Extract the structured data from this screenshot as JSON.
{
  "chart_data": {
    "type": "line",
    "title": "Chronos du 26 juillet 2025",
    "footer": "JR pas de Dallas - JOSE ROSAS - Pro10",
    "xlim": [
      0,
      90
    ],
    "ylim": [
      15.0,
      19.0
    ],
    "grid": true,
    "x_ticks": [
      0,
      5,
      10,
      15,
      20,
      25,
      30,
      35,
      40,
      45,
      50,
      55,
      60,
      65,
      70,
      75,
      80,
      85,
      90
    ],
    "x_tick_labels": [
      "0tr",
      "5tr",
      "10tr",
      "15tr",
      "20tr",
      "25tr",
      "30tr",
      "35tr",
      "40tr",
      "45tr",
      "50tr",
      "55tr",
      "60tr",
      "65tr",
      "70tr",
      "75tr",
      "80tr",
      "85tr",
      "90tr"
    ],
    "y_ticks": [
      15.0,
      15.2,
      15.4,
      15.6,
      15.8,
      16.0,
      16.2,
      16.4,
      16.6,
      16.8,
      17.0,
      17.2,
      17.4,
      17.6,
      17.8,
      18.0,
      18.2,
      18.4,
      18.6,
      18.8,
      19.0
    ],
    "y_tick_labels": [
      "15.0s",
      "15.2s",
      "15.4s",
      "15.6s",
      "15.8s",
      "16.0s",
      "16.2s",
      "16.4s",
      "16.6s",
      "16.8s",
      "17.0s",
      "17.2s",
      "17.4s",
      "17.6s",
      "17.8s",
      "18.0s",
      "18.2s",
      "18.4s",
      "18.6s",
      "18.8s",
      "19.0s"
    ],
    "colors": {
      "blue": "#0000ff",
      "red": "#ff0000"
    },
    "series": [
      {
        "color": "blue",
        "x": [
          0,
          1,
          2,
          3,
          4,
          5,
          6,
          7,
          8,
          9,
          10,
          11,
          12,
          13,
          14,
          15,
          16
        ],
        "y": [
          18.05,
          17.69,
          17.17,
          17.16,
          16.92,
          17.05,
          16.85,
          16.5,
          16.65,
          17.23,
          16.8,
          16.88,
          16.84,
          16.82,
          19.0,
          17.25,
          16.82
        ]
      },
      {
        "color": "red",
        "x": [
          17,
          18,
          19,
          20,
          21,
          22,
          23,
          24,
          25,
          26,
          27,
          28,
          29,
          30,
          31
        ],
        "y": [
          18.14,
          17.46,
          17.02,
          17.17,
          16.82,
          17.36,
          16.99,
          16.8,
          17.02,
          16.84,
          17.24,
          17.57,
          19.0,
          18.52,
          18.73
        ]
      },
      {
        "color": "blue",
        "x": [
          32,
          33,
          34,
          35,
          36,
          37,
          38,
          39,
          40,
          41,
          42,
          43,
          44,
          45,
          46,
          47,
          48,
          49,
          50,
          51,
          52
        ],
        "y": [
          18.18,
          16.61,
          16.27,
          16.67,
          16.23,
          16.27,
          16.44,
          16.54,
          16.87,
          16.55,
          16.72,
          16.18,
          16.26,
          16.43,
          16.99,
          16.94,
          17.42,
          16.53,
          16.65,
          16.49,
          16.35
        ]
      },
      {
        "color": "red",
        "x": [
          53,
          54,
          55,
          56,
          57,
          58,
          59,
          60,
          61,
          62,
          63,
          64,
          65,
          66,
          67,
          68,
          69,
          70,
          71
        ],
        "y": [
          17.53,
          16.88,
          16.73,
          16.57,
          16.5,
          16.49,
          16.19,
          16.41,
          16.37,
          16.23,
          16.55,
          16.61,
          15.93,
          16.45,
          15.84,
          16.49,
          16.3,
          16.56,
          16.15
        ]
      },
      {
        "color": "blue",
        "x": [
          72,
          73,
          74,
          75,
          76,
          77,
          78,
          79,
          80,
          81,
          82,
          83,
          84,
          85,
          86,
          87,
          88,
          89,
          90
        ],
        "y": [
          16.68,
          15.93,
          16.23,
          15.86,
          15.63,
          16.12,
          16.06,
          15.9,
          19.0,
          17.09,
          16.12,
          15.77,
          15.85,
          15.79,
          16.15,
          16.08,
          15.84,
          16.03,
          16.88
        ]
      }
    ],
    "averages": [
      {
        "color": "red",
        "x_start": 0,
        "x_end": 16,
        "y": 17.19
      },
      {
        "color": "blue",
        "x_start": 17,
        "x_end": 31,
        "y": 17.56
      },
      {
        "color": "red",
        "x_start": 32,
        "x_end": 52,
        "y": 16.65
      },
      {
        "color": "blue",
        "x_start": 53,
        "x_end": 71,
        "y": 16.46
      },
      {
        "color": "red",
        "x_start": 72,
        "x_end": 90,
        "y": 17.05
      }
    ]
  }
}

******************************

▸ Brief
Write out the data again, exactly and in full.

▸ Response for this exercise
Extract the structured data from this screenshot as JSON.
{
  "chart_data": {
    "type": "line",
    "title": "Chronos du 26 juillet 2025",
    "footer": "JR pas de Dallas - JOSE ROSAS - Pro10",
    "xlim": [
      0,
      90
    ],
    "ylim": [
      15.0,
      19.0
    ],
    "grid": true,
    "x_ticks": [
      0,
      5,
      10,
      15,
      20,
      25,
      30,
      35,
      40,
      45,
      50,
      55,
      60,
      65,
      70,
      75,
      80,
      85,
      90
    ],
    "x_tick_labels": [
      "0tr",
      "5tr",
      "10tr",
      "15tr",
      "20tr",
      "25tr",
      "30tr",
      "35tr",
      "40tr",
      "45tr",
      "50tr",
      "55tr",
      "60tr",
      "65tr",
      "70tr",
      "75tr",
      "80tr",
      "85tr",
      "90tr"
    ],
    "y_ticks": [
      15.0,
      15.2,
      15.4,
      15.6,
      15.8,
      16.0,
      16.2,
      16.4,
      16.6,
      16.8,
      17.0,
      17.2,
      17.4,
      17.6,
      17.8,
      18.0,
      18.2,
      18.4,
      18.6,
      18.8,
      19.0
    ],
    "y_tick_labels": [
      "15.0s",
      "15.2s",
      "15.4s",
      "15.6s",
      "15.8s",
      "16.0s",
      "16.2s",
      "16.4s",
      "16.6s",
      "16.8s",
      "17.0s",
      "17.2s",
      "17.4s",
      "17.6s",
      "17.8s",
      "18.0s",
      "18.2s",
      "18.4s",
      "18.6s",
      "18.8s",
      "19.0s"
    ],
    "colors": {
      "blue": "#0000ff",
      "red": "#ff0000"
    },
    "series": [
      {
        "color": "blue",
        "x": [
          0,
          1,
          2,
          3,
          4,
          5,
          6,
          7,
          8,
          9,
          10,
          11,
          12,
          13,
          14,
          15,
          16
        ],
        "y": [
          18.05,
          17.69,
          17.17,
          17.16,
          16.92,
          17.05,
          16.85,
          16.5,
          16.65,
          17.23,
          16.8,
          16.88,
          16.84,
          16.82,
          19.0,
          17.25,
          16.82
        ]
      },
      {
        "color": "red",
        "x": [
          17,
          18,
          19,
          20,
          21,
          22,
          23,
          24,
          25,
          26,
          27,
          28,
          29,
          30,
          31
        ],
        "y": [
          18.14,
          17.46,
          17.02,
          17.17,
          16.82,
          17.36,
          16.99,
          16.8,
          17.02,
          16.84,
          17.24,
          17.57,
          19.0,
          18.52,
          18.73
        ]
      },
      {
        "color": "blue",
        "x": [
          32,
          33,
          34,
          35,
          36,
          37,
          38,
          39,
          40,
          41,
          42,
          43,
          44,
          45,
          46,
          47,
          48,
          49,
          50,
          51,
          52
        ],
        "y": [
          18.18,
          16.61,
          16.27,
          16.67,
          16.23,
          16.27,
          16.44,
          16.54,
          16.87,
          16.55,
          16.72,
          16.18,
          16.26,
          16.43,
          16.99,
          16.94,
          17.42,
          16.53,
          16.65,
          16.49,
          16.35
        ]
      },
      {
        "color": "red",
        "x": [
          53,
          54,
          55,
          56,
          57,
          58,
          59,
          60,
          61,
          62,
          63,
          64,
          65,
          66,
          67,
          68,
          69,
          70,
          71
        ],
        "y": [
          17.53,
          16.88,
          16.73,
          16.57,
          16.5,
          16.49,
          16.19,
          16.41,
          16.37,
          16.23,
          16.55,
          16.61,
          15.93,
          16.45,
          15.84,
          16.49,
          16.3,
          16.56,
          16.15
        ]
      },
      {
        "color": "blue",
        "x": [
          72,
          73,
          74,
          75,
          76,
          77,
          78,
          79,
          80,
          81,
          82,
          83,
          84,
          85,
          86,
          87,
          88,
          89,
          90
        ],
        "y": [
          16.68,
          15.93,
          16.23,
          15.86,
          15.63,
          16.12,
          16.06,
          15.9,
          19.0,
          17.09,
          16.12,
          15.77,
          15.85,
          15.79,
          16.15,
          16.08,
          15.84,
          16.03,
          16.88
        ]
      }
    ],
    "averages": [
      {
        "color": "red",
        "x_start": 0,
        "x_end": 16,
        "y": 17.19
      },
      {
        "color": "blue",
        "x_start": 17,
        "x_end": 31,
        "y": 17.56
      },
      {
        "color": "red",
        "x_start": 32,
        "x_end": 52,
        "y": 16.65
      },
      {
        "color": "blue",
        "x_start": 53,
        "x_end": 71,
        "y": 16.46
      },
      {
        "color": "red",
        "x_start": 72,
        "x_end": 90,
        "y": 17.05
      }
    ]
  }
}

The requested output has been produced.